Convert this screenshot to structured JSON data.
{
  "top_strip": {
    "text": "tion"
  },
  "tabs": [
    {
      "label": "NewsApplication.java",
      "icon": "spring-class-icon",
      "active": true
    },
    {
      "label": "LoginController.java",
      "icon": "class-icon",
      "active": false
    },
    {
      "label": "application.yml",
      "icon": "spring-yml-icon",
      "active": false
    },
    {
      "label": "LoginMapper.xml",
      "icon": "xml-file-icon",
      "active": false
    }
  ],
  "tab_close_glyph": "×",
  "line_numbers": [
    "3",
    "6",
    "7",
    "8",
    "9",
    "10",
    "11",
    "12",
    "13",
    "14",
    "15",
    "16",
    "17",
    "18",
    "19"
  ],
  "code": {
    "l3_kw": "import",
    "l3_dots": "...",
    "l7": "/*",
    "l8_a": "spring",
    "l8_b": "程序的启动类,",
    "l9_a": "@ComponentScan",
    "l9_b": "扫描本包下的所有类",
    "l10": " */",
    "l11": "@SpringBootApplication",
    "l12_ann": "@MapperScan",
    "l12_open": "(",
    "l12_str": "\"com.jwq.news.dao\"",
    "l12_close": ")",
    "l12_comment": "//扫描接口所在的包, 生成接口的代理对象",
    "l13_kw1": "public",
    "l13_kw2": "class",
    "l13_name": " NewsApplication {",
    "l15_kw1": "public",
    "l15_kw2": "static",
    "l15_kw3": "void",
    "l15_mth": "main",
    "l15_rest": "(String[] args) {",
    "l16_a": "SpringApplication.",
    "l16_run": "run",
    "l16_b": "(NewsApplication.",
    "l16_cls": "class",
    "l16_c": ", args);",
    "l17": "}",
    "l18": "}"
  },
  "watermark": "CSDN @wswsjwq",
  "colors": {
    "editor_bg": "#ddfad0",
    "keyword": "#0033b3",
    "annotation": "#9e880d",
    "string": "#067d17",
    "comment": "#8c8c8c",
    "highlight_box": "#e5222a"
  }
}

◇ ◇ ◇ ◇ ◇ ◇ ◇

**What needs to be done:**
Nothing may be left out: return each entry exactly as it reads.

**Response to the exercise:**
Convert this screenshot to structured JSON data.
{
  "top_strip": {
    "text": "tion"
  },
  "tabs": [
    {
      "label": "NewsApplication.java",
      "icon": "spring-class-icon",
      "active": true
    },
    {
      "label": "LoginController.java",
      "icon": "class-icon",
      "active": false
    },
    {
      "label": "application.yml",
      "icon": "spring-yml-icon",
      "active": false
    },
    {
      "label": "LoginMapper.xml",
      "icon": "xml-file-icon",
      "active": false
    }
  ],
  "tab_close_glyph": "×",
  "line_numbers": [
    "3",
    "6",
    "7",
    "8",
    "9",
    "10",
    "11",
    "12",
    "13",
    "14",
    "15",
    "16",
    "17",
    "18",
    "19"
  ],
  "code": {
    "l3_kw": "import",
    "l3_dots": "...",
    "l7": "/*",
    "l8_a": "spring",
    "l8_b": "程序的启动类,",
    "l9_a": "@ComponentScan",
    "l9_b": "扫描本包下的所有类",
    "l10": " */",
    "l11": "@SpringBootApplication",
    "l12_ann": "@MapperScan",
    "l12_open": "(",
    "l12_str": "\"com.jwq.news.dao\"",
    "l12_close": ")",
    "l12_comment": "//扫描接口所在的包, 生成接口的代理对象",
    "l13_kw1": "public",
    "l13_kw2": "class",
    "l13_name": " NewsApplication {",
    "l15_kw1": "public",
    "l15_kw2": "static",
    "l15_kw3": "void",
    "l15_mth": "main",
    "l15_rest": "(String[] args) {",
    "l16_a": "SpringApplication.",
    "l16_run": "run",
    "l16_b": "(NewsApplication.",
    "l16_cls": "class",
    "l16_c": ", args);",
    "l17": "}",
    "l18": "}"
  },
  "watermark": "CSDN @wswsjwq",
  "colors": {
    "editor_bg": "#ddfad0",
    "keyword": "#0033b3",
    "annotation": "#9e880d",
    "string": "#067d17",
    "comment": "#8c8c8c",
    "highlight_box": "#e5222a"
  }
}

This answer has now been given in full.